• [INPUT DATA]:
§ §
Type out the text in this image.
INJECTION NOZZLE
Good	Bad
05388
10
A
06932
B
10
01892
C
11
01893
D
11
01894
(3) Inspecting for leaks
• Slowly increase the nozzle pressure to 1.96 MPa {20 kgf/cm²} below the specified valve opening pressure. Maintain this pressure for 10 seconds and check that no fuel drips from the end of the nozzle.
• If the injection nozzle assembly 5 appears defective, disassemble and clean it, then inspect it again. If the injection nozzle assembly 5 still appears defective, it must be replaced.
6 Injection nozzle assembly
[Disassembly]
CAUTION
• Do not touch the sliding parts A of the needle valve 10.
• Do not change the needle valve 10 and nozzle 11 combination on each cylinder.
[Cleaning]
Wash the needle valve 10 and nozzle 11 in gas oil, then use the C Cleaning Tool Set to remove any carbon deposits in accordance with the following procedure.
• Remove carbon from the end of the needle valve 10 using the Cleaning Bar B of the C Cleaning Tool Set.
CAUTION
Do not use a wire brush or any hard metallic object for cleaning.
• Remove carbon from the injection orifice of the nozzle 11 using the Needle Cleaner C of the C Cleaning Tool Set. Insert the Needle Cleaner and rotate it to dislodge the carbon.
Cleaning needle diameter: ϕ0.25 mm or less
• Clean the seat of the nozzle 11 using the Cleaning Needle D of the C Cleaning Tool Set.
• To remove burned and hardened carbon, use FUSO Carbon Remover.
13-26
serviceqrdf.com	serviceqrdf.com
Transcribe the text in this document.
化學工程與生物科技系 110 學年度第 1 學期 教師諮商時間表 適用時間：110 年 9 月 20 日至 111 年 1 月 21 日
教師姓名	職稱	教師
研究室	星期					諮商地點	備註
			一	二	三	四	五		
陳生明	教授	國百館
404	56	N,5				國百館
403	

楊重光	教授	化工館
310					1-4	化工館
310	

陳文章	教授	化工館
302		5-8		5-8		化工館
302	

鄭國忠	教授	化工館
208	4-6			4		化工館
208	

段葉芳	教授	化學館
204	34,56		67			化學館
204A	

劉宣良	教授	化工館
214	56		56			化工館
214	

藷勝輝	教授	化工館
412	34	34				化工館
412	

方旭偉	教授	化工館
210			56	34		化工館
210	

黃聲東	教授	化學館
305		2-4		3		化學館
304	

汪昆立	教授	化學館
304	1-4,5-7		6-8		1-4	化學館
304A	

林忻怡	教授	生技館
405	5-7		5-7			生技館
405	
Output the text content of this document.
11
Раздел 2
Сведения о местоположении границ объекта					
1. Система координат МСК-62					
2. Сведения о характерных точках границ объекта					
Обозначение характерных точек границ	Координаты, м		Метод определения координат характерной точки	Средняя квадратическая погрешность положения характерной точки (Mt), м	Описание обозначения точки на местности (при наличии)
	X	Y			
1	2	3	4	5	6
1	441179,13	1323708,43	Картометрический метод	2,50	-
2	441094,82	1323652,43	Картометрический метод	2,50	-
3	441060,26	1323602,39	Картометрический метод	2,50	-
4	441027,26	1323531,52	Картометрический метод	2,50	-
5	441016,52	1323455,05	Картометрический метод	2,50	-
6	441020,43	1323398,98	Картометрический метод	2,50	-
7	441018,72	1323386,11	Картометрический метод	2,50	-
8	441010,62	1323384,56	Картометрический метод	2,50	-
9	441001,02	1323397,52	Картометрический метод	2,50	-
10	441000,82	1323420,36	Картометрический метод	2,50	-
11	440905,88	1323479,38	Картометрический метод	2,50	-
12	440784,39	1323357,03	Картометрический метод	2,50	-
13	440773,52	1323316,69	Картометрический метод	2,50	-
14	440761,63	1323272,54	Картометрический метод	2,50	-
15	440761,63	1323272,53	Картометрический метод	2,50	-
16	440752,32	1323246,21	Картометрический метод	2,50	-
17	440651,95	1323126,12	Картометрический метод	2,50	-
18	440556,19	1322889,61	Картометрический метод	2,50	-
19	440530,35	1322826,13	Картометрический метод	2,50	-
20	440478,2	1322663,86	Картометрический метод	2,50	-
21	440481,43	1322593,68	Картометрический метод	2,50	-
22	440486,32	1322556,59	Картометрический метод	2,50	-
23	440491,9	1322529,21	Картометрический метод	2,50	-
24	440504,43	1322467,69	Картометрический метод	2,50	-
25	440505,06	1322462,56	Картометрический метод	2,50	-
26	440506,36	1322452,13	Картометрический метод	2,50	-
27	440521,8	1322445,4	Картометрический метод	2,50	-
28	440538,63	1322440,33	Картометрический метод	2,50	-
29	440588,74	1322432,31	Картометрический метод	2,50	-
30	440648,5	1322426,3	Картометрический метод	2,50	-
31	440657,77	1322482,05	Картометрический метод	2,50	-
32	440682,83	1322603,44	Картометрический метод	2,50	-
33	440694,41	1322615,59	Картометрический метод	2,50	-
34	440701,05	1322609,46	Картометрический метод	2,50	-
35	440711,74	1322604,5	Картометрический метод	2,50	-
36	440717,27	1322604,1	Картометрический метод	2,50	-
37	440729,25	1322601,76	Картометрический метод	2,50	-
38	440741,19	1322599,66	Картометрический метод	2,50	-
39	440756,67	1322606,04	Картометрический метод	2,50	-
§ §
• [THE PROBLEM]:
Copy down the whole of the data above, matching it exactly.

• [EXPECTED ANSWER]:
Type out the text in this image.
INJECTION NOZZLE
Good	Bad
05388
10
A
06932
B
10
01892
C
11
01893
D
11
01894
(3) Inspecting for leaks
• Slowly increase the nozzle pressure to 1.96 MPa {20 kgf/cm²} below the specified valve opening pressure. Maintain this pressure for 10 seconds and check that no fuel drips from the end of the nozzle.
• If the injection nozzle assembly 5 appears defective, disassemble and clean it, then inspect it again. If the injection nozzle assembly 5 still appears defective, it must be replaced.
6 Injection nozzle assembly
[Disassembly]
CAUTION
• Do not touch the sliding parts A of the needle valve 10.
• Do not change the needle valve 10 and nozzle 11 combination on each cylinder.
[Cleaning]
Wash the needle valve 10 and nozzle 11 in gas oil, then use the C Cleaning Tool Set to remove any carbon deposits in accordance with the following procedure.
• Remove carbon from the end of the needle valve 10 using the Cleaning Bar B of the C Cleaning Tool Set.
CAUTION
Do not use a wire brush or any hard metallic object for cleaning.
• Remove carbon from the injection orifice of the nozzle 11 using the Needle Cleaner C of the C Cleaning Tool Set. Insert the Needle Cleaner and rotate it to dislodge the carbon.
Cleaning needle diameter: ϕ0.25 mm or less
• Clean the seat of the nozzle 11 using the Cleaning Needle D of the C Cleaning Tool Set.
• To remove burned and hardened carbon, use FUSO Carbon Remover.
13-26
serviceqrdf.com	serviceqrdf.com
Transcribe the text in this document.
化學工程與生物科技系 110 學年度第 1 學期 教師諮商時間表 適用時間：110 年 9 月 20 日至 111 年 1 月 21 日
教師姓名	職稱	教師
研究室	星期					諮商地點	備註
			一	二	三	四	五		
陳生明	教授	國百館
404	56	N,5				國百館
403	

楊重光	教授	化工館
310					1-4	化工館
310	

陳文章	教授	化工館
302		5-8		5-8		化工館
302	

鄭國忠	教授	化工館
208	4-6			4		化工館
208	

段葉芳	教授	化學館
204	34,56		67			化學館
204A	

劉宣良	教授	化工館
214	56		56			化工館
214	

藷勝輝	教授	化工館
412	34	34				化工館
412	

方旭偉	教授	化工館
210			56	34		化工館
210	

黃聲東	教授	化學館
305		2-4		3		化學館
304	

汪昆立	教授	化學館
304	1-4,5-7		6-8		1-4	化學館
304A	

林忻怡	教授	生技館
405	5-7		5-7			生技館
405	
Output the text content of this document.
11
Раздел 2
Сведения о местоположении границ объекта					
1. Система координат МСК-62					
2. Сведения о характерных точках границ объекта					
Обозначение характерных точек границ	Координаты, м		Метод определения координат характерной точки	Средняя квадратическая погрешность положения характерной точки (Mt), м	Описание обозначения точки на местности (при наличии)
	X	Y			
1	2	3	4	5	6
1	441179,13	1323708,43	Картометрический метод	2,50	-
2	441094,82	1323652,43	Картометрический метод	2,50	-
3	441060,26	1323602,39	Картометрический метод	2,50	-
4	441027,26	1323531,52	Картометрический метод	2,50	-
5	441016,52	1323455,05	Картометрический метод	2,50	-
6	441020,43	1323398,98	Картометрический метод	2,50	-
7	441018,72	1323386,11	Картометрический метод	2,50	-
8	441010,62	1323384,56	Картометрический метод	2,50	-
9	441001,02	1323397,52	Картометрический метод	2,50	-
10	441000,82	1323420,36	Картометрический метод	2,50	-
11	440905,88	1323479,38	Картометрический метод	2,50	-
12	440784,39	1323357,03	Картометрический метод	2,50	-
13	440773,52	1323316,69	Картометрический метод	2,50	-
14	440761,63	1323272,54	Картометрический метод	2,50	-
15	440761,63	1323272,53	Картометрический метод	2,50	-
16	440752,32	1323246,21	Картометрический метод	2,50	-
17	440651,95	1323126,12	Картометрический метод	2,50	-
18	440556,19	1322889,61	Картометрический метод	2,50	-
19	440530,35	1322826,13	Картометрический метод	2,50	-
20	440478,2	1322663,86	Картометрический метод	2,50	-
21	440481,43	1322593,68	Картометрический метод	2,50	-
22	440486,32	1322556,59	Картометрический метод	2,50	-
23	440491,9	1322529,21	Картометрический метод	2,50	-
24	440504,43	1322467,69	Картометрический метод	2,50	-
25	440505,06	1322462,56	Картометрический метод	2,50	-
26	440506,36	1322452,13	Картометрический метод	2,50	-
27	440521,8	1322445,4	Картометрический метод	2,50	-
28	440538,63	1322440,33	Картометрический метод	2,50	-
29	440588,74	1322432,31	Картометрический метод	2,50	-
30	440648,5	1322426,3	Картометрический метод	2,50	-
31	440657,77	1322482,05	Картометрический метод	2,50	-
32	440682,83	1322603,44	Картометрический метод	2,50	-
33	440694,41	1322615,59	Картометрический метод	2,50	-
34	440701,05	1322609,46	Картометрический метод	2,50	-
35	440711,74	1322604,5	Картометрический метод	2,50	-
36	440717,27	1322604,1	Картометрический метод	2,50	-
37	440729,25	1322601,76	Картометрический метод	2,50	-
38	440741,19	1322599,66	Картометрический метод	2,50	-
39	440756,67	1322606,04	Картометрический метод	2,50	-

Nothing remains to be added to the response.